(TEXTE)

╔══

Un cessez-le-feu négocié sous médiation
Dimanche, à Alep, les Forces démocratiques syriennes (FDS) ont annoncé le retrait de leurs combattants de deux quartiers stratégiques, après plusieurs jours d’affrontements violents avec les forces gouvernementales. Une décision obtenue à l’issue d’un cessez-le-feu négocié sous médiation internationale, dans un contexte syrien toujours explosif.
Un retrait sous pression
Après des combats intenses dans les quartiers d’Achrafieh et de Cheikh Maqsoud, les FDS ont confirmé l’évacuation de leurs combattants, mais aussi des civils, des blessés et des corps des victimes. L’agence officielle syrienne Sana a confirmé le départ des derniers groupes kurdes en direction du nord-est du pays.
Sur le terrain, des bus escortés par les forces de sécurité ont quitté les quartiers concernés, mettant fin à ce qui est décrit comme les affrontements les plus violents à Alep depuis la chute de Bachar al-Assad fin 2024.
Une crise humanitaire lourde
Le bilan est lourd. Selon les autorités, au moins 21 civils ont perdu la vie depuis le début des combats et près de 155.000 personnes ont été déplacées. Des scènes de panique ont marqué l’évacuation, avec des familles séparées, des enfants en pleurs et des civils épuisés après plusieurs jours pris au piège. Les deux camps se renvoient la responsabilité des violences, tandis que les FDS dénonçaient encore récemment des enlèvements et des déplacements forcés.
Un accord fragile et des équilibres régionaux
Ce retrait fragilise davantage l’accord signé en mars dernier, censé intégrer l’administration kurde au sein de l’État syrien, mais jamais appliqué. Depuis Damas, l’émissaire américain Tom Barrack a appelé à la retenue, alors que les tensions faisaient craindre une escalade régionale. La Turquie s’est dite prête à intervenir aux côtés de Damas, tandis qu’Israël affichait son soutien aux Kurdes. Washington, lui, soutient à la fois les FDS et le pouvoir syrien actuel, illustrant la complexité du jeu diplomatique.
Le retrait kurde ouvre une nouvelle phase incertaine. La question de la gouvernance décentralisée, réclamée par les Kurdes et rejetée par Damas, reste entière. À Alep comme ailleurs en Syrie, la paix demeure fragile.

╚══

(LISTE DES ACTIVITÉS)
(1) Recopiez un passage du texte sur le retrait des FDS à Alep. Commencez aux mots "Le retrait kurde" et arrêtez-vous après "paix demeure fragile.".
(2) D'après le texte sur le retrait des FDS à Alep, combien de personnes ont été déplacées depuis le début des combats, selon les autorités ?

(LISTE DES DONNÉES)
╔══

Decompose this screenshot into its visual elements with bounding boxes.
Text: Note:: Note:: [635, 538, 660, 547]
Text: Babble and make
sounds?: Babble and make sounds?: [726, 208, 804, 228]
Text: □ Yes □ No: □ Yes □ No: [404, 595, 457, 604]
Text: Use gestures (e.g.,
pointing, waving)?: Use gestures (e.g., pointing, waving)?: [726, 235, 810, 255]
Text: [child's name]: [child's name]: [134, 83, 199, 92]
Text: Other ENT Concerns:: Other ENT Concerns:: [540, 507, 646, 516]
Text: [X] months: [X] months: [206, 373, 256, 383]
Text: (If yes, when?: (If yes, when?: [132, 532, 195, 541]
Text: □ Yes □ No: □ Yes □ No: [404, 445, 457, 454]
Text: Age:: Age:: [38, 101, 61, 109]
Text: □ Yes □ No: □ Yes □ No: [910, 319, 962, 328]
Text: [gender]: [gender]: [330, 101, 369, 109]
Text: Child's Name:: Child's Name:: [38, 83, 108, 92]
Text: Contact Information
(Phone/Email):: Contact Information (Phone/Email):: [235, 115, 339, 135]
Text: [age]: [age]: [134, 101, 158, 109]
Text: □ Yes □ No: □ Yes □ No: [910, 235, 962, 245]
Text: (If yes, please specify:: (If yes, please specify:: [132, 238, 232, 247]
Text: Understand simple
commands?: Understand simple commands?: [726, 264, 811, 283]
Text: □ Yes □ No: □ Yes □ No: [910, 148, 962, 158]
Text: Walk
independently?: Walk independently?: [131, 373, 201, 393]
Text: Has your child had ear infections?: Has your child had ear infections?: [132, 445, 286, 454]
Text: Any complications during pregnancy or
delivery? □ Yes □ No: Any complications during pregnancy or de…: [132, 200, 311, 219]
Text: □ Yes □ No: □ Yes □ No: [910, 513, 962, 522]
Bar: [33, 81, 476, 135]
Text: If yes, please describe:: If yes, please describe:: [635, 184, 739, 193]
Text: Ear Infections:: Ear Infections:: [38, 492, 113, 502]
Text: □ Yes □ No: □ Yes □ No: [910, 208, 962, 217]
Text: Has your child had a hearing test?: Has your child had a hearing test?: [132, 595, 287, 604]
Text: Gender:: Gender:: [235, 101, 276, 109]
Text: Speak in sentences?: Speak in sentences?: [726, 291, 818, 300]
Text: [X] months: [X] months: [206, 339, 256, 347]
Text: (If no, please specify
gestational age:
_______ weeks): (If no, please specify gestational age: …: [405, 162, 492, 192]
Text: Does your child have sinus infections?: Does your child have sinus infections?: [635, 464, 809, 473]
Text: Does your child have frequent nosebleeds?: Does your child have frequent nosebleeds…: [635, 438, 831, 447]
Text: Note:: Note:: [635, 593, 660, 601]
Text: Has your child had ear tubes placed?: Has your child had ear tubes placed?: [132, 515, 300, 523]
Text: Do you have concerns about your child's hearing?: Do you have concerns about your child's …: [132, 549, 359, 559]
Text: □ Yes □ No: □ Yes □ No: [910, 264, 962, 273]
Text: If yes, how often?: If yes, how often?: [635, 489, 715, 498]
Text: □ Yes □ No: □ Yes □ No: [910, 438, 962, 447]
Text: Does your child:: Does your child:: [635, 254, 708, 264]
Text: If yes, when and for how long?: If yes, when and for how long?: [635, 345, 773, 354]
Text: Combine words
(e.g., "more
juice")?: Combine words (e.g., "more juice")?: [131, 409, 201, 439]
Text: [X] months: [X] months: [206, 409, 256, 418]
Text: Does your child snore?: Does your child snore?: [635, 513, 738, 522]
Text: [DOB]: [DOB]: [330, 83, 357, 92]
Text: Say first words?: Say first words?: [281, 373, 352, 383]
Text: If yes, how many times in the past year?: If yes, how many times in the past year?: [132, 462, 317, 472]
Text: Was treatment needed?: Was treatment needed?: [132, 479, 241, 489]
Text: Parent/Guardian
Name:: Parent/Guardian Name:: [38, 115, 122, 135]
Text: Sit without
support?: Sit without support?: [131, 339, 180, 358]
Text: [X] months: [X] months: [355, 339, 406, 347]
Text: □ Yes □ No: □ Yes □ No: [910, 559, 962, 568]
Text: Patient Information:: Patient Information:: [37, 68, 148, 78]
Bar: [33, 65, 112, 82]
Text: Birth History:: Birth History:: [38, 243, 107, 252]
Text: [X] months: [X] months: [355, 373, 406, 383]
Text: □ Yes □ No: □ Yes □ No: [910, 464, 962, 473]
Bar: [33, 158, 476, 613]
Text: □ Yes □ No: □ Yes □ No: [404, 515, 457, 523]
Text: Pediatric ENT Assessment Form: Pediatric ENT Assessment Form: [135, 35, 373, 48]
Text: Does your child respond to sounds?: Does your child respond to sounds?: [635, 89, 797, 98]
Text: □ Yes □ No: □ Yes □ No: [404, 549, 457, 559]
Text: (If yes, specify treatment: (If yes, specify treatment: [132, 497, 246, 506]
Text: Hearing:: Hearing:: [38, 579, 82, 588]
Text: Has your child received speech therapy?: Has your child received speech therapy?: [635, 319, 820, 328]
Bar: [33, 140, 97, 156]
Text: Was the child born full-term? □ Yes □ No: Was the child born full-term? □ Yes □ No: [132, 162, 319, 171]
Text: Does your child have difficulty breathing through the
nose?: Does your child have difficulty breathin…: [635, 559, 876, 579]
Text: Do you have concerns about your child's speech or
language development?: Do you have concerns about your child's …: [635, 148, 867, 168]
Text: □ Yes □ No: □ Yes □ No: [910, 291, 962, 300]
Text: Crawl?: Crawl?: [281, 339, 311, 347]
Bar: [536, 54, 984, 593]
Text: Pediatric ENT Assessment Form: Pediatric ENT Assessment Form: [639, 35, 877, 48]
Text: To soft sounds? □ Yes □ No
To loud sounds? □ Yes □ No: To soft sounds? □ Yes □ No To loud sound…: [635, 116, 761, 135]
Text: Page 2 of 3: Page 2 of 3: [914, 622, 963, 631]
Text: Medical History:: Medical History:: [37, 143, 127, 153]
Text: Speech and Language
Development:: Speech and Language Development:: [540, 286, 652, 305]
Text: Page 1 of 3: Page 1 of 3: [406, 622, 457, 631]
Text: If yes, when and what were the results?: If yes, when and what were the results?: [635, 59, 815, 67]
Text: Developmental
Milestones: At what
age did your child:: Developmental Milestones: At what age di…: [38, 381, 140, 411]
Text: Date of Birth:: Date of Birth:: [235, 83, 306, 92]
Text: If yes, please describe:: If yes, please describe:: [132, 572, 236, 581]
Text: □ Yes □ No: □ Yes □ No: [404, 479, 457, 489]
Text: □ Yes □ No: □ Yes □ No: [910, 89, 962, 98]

╚══

(RÉSULTATS)
(1)
Le retrait kurde ouvre une nouvelle phase incertaine. La question de la gouvernance décentralisée, réclamée par les Kurdes et rejetée par Damas, reste entière. À Alep comme ailleurs en Syrie, la paix demeure fragile.

(2) Près de 155.000 personnes.